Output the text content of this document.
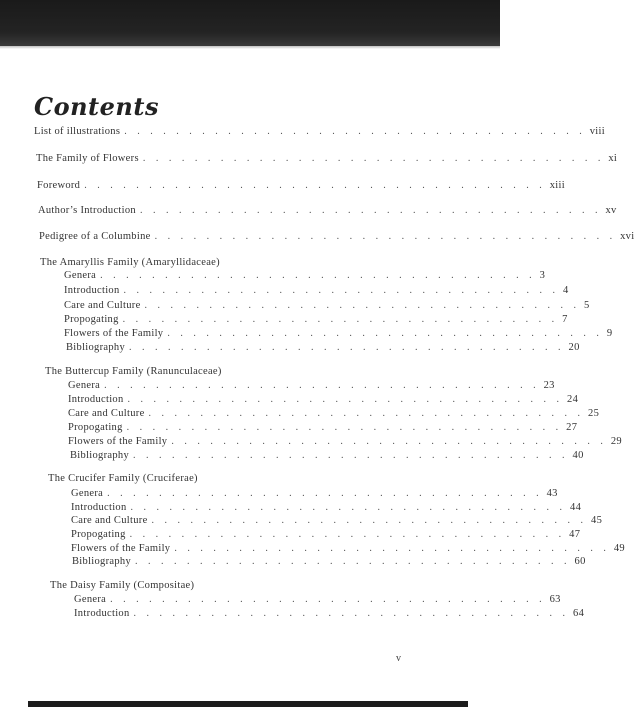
Contents
List of illustrations . . . . . . . . . . . . . . . . . . . . . . . . . . . . . . . . . . . . viii
The Family of Flowers . . . . . . . . . . . . . . . . . . . . . . . . . . . . . . . . . . . . xi
Foreword . . . . . . . . . . . . . . . . . . . . . . . . . . . . . . . . . . . . xiii
Author’s Introduction . . . . . . . . . . . . . . . . . . . . . . . . . . . . . . . . . . . . xv
Pedigree of a Columbine . . . . . . . . . . . . . . . . . . . . . . . . . . . . . . . . . . . . xvi
The Amaryllis Family (Amaryllidaceae)
Genera . . . . . . . . . . . . . . . . . . . . . . . . . . . . . . . . . . 3
Introduction . . . . . . . . . . . . . . . . . . . . . . . . . . . . . . . . . . 4
Care and Culture . . . . . . . . . . . . . . . . . . . . . . . . . . . . . . . . . . 5
Propogating . . . . . . . . . . . . . . . . . . . . . . . . . . . . . . . . . . 7
Flowers of the Family . . . . . . . . . . . . . . . . . . . . . . . . . . . . . . . . . . 9
Bibliography . . . . . . . . . . . . . . . . . . . . . . . . . . . . . . . . . . 20
The Buttercup Family (Ranunculaceae)
Genera . . . . . . . . . . . . . . . . . . . . . . . . . . . . . . . . . . 23
Introduction . . . . . . . . . . . . . . . . . . . . . . . . . . . . . . . . . . 24
Care and Culture . . . . . . . . . . . . . . . . . . . . . . . . . . . . . . . . . . 25
Propogating . . . . . . . . . . . . . . . . . . . . . . . . . . . . . . . . . . 27
Flowers of the Family . . . . . . . . . . . . . . . . . . . . . . . . . . . . . . . . . . 29
Bibliography . . . . . . . . . . . . . . . . . . . . . . . . . . . . . . . . . . 40
The Crucifer Family (Cruciferae)
Genera . . . . . . . . . . . . . . . . . . . . . . . . . . . . . . . . . . 43
Introduction . . . . . . . . . . . . . . . . . . . . . . . . . . . . . . . . . . 44
Care and Culture . . . . . . . . . . . . . . . . . . . . . . . . . . . . . . . . . . 45
Propogating . . . . . . . . . . . . . . . . . . . . . . . . . . . . . . . . . . 47
Flowers of the Family . . . . . . . . . . . . . . . . . . . . . . . . . . . . . . . . . . 49
Bibliography . . . . . . . . . . . . . . . . . . . . . . . . . . . . . . . . . . 60
The Daisy Family (Compositae)
Genera . . . . . . . . . . . . . . . . . . . . . . . . . . . . . . . . . . 63
Introduction . . . . . . . . . . . . . . . . . . . . . . . . . . . . . . . . . . 64
v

[Request]
Report how many lines in the records above contain the word "Bibliography", giving only the number.

[Final result]
3